>> Begin Supplied information

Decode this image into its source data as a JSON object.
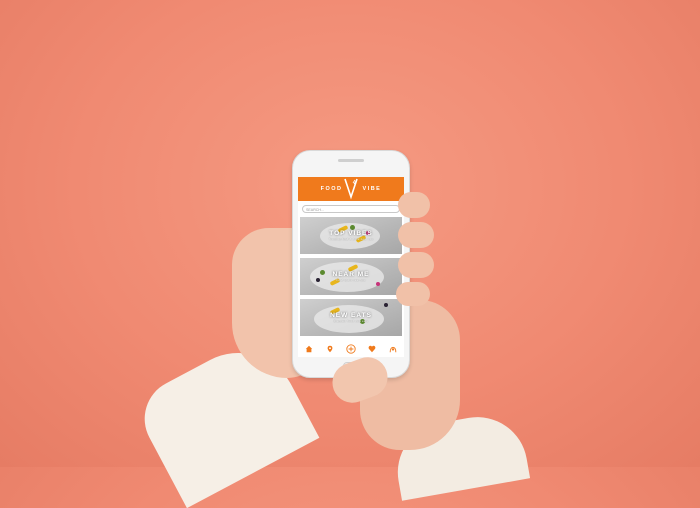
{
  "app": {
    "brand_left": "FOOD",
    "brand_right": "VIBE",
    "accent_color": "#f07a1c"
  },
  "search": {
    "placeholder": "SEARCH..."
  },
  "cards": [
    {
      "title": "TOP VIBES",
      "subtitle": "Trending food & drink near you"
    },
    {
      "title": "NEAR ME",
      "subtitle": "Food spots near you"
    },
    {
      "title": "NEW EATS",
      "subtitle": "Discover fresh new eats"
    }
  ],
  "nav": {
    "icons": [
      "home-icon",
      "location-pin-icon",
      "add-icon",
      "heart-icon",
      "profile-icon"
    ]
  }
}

>> End Supplied information

Leave the pictures out and reproduce all of the records exactly.

Decode this image into its source data as a JSON object.
{
  "app": {
    "brand_left": "FOOD",
    "brand_right": "VIBE",
    "accent_color": "#f07a1c"
  },
  "search": {
    "placeholder": "SEARCH..."
  },
  "cards": [
    {
      "title": "TOP VIBES",
      "subtitle": "Trending food & drink near you"
    },
    {
      "title": "NEAR ME",
      "subtitle": "Food spots near you"
    },
    {
      "title": "NEW EATS",
      "subtitle": "Discover fresh new eats"
    }
  ],
  "nav": {
    "icons": [
      "home-icon",
      "location-pin-icon",
      "add-icon",
      "heart-icon",
      "profile-icon"
    ]
  }
}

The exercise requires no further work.